• **WHAT TO PRODUCE**:
In the material below, find all lines with the string "greetings" and copy them.

• **RECORD LIST**:
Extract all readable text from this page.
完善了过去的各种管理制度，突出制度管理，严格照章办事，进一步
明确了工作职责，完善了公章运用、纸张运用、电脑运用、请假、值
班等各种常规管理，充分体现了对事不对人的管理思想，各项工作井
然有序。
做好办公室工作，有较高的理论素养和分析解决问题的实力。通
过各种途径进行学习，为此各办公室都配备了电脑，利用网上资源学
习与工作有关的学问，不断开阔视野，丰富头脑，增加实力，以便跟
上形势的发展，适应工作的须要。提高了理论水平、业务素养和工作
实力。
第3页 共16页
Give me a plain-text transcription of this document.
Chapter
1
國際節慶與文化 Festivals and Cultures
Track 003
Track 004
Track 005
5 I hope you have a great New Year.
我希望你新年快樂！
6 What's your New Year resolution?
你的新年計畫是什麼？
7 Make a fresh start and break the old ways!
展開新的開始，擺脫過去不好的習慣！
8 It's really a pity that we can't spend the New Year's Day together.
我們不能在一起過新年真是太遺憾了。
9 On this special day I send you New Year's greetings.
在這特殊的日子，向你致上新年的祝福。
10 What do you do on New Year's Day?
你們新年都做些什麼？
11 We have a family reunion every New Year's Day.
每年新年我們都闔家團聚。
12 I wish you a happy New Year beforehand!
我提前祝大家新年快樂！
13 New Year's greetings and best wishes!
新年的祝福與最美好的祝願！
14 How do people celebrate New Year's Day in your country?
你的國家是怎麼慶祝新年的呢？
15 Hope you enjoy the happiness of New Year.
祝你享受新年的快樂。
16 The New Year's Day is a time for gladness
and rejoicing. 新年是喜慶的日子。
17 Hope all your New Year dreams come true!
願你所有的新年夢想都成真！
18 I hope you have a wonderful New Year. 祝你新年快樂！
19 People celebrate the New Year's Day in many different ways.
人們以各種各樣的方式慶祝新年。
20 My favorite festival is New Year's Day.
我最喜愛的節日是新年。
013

• **SOLVED EXERCISE**:
9 On this special day I send you New Year's greetings.
13 New Year's greetings and best wishes!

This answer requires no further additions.